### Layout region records
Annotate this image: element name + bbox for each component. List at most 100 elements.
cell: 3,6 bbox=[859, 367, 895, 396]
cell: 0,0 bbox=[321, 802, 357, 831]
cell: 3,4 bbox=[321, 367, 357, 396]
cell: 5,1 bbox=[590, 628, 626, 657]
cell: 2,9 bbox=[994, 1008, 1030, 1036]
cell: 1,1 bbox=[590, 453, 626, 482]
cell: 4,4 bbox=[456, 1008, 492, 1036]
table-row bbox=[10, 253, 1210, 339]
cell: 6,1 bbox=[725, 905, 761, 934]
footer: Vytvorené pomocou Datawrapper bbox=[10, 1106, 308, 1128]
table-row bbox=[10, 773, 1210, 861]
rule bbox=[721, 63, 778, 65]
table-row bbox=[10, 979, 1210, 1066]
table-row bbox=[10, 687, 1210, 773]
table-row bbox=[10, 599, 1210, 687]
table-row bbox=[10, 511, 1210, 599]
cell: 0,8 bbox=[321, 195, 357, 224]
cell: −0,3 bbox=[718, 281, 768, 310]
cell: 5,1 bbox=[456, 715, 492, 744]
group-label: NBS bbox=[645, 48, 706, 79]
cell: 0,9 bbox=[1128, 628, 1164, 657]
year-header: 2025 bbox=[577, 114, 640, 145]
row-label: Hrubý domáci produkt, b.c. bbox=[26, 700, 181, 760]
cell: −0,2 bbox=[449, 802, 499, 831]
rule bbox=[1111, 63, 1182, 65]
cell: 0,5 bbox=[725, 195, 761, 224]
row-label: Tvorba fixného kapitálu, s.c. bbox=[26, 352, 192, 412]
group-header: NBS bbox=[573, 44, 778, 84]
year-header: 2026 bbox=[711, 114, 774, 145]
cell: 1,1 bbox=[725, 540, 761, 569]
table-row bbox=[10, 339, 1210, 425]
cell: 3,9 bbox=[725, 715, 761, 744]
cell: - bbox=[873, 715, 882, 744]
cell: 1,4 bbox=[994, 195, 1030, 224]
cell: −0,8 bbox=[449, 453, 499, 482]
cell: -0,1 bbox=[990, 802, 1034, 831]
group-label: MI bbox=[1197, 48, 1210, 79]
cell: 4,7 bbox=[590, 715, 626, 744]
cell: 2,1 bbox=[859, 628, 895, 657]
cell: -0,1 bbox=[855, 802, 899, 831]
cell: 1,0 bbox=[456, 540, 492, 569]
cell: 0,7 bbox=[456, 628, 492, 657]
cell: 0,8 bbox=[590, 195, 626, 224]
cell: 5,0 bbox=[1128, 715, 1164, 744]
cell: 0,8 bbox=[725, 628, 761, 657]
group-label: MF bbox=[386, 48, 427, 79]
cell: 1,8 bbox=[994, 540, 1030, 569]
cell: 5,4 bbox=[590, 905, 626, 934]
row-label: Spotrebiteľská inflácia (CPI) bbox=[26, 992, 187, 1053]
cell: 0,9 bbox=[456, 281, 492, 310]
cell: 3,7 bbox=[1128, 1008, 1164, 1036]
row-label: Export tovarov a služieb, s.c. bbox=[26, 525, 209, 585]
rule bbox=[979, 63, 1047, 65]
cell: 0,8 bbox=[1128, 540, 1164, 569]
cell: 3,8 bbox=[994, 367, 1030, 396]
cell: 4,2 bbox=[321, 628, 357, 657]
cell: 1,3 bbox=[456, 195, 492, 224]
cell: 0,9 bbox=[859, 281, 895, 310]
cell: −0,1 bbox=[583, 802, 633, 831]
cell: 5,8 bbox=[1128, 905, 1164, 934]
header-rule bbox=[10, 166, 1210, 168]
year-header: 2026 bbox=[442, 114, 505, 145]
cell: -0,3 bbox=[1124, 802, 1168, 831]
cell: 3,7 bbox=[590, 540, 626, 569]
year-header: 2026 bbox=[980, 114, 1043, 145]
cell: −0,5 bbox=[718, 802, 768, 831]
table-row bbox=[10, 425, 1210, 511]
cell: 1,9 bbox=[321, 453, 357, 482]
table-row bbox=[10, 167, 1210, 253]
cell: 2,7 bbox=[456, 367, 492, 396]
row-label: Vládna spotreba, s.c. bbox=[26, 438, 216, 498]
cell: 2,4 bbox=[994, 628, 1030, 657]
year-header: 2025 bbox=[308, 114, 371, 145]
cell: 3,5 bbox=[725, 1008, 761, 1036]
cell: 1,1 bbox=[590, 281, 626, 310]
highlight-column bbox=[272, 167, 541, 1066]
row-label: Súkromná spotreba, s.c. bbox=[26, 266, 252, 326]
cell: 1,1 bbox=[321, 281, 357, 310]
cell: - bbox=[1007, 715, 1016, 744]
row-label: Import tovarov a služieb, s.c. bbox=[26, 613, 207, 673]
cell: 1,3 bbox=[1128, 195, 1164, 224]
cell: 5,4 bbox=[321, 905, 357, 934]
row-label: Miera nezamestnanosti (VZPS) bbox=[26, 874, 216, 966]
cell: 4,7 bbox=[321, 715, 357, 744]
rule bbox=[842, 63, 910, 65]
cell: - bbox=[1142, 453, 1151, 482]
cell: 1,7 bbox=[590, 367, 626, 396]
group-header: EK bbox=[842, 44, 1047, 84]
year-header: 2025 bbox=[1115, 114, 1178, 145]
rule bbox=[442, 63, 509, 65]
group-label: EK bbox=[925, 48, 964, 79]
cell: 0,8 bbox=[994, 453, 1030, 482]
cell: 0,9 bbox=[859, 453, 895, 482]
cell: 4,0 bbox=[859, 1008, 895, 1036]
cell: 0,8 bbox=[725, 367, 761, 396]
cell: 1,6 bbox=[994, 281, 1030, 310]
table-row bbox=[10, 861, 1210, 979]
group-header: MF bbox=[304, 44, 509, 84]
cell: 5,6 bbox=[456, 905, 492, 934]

==

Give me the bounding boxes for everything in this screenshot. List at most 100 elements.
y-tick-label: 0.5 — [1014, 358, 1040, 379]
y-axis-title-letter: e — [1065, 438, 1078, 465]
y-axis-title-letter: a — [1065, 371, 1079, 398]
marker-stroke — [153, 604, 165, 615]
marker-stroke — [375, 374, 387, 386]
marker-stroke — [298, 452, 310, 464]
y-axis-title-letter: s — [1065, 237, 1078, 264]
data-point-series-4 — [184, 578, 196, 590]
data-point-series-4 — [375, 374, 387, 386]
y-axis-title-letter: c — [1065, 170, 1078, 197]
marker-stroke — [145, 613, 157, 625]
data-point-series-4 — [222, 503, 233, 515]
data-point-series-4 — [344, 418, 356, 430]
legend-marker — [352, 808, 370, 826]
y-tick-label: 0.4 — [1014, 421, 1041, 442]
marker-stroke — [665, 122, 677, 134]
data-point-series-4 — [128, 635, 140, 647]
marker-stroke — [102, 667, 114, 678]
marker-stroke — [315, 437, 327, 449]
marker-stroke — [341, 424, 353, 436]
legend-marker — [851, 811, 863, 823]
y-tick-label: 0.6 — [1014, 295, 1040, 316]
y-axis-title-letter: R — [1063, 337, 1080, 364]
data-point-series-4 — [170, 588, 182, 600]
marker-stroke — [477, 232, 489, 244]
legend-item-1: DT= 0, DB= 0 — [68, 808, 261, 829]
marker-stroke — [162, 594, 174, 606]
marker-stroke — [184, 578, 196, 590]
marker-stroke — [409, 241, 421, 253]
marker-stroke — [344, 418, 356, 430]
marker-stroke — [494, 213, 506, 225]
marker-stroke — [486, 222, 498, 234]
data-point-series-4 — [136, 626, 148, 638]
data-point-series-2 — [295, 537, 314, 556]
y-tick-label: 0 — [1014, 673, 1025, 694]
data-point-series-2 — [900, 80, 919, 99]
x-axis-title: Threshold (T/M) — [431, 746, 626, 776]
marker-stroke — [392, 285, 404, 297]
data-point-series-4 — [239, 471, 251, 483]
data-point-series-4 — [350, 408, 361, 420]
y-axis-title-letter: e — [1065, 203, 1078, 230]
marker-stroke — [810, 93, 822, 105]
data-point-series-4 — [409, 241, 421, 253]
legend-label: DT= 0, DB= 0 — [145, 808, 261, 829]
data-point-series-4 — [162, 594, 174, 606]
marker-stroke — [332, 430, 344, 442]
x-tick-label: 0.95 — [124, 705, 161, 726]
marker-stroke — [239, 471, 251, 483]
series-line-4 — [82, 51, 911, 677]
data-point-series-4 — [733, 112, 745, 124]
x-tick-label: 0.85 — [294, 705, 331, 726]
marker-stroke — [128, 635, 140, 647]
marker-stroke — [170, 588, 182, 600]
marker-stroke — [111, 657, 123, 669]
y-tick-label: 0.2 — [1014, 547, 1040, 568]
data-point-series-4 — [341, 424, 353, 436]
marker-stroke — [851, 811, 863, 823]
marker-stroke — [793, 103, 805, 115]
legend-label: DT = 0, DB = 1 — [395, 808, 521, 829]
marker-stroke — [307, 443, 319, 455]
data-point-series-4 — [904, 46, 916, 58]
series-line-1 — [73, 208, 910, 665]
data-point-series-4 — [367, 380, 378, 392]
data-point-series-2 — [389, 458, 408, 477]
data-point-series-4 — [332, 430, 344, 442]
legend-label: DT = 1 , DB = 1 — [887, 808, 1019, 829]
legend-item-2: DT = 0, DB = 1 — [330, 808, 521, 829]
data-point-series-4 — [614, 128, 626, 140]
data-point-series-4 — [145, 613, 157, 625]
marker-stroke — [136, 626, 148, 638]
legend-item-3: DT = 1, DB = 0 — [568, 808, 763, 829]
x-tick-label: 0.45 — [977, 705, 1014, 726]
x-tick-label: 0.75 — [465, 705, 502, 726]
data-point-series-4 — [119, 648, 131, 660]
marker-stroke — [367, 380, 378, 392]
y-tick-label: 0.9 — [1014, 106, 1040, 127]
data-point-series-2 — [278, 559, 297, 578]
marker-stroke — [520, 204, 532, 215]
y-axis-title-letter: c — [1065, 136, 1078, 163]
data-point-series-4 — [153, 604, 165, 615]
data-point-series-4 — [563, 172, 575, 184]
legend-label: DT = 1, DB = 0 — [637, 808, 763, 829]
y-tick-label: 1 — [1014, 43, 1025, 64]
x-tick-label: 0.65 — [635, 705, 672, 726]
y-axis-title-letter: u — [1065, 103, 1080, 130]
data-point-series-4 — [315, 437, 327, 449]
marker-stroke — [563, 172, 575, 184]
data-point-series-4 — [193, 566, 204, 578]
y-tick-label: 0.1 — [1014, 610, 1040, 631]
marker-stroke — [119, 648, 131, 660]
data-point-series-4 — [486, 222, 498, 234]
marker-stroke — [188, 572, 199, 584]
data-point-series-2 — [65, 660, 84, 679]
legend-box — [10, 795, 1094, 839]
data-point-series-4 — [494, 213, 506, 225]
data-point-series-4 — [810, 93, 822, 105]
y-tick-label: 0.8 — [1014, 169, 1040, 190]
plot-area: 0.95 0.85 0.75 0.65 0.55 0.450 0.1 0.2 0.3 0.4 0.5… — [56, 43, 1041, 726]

### What to produce
Print, word for word, the lines of the records starting at the line containing "Give me the" and ending at the line containing "y-axis-title-letter: s —", including both of those lines.

### Written answer
Give me the bounding boxes for everything in this screenshot. List at most 100 elements.
y-tick-label: 0.5 — [1014, 358, 1040, 379]
y-axis-title-letter: e — [1065, 438, 1078, 465]
y-axis-title-letter: a — [1065, 371, 1079, 398]
marker-stroke — [153, 604, 165, 615]
marker-stroke — [375, 374, 387, 386]
marker-stroke — [298, 452, 310, 464]
y-axis-title-letter: s — [1065, 237, 1078, 264]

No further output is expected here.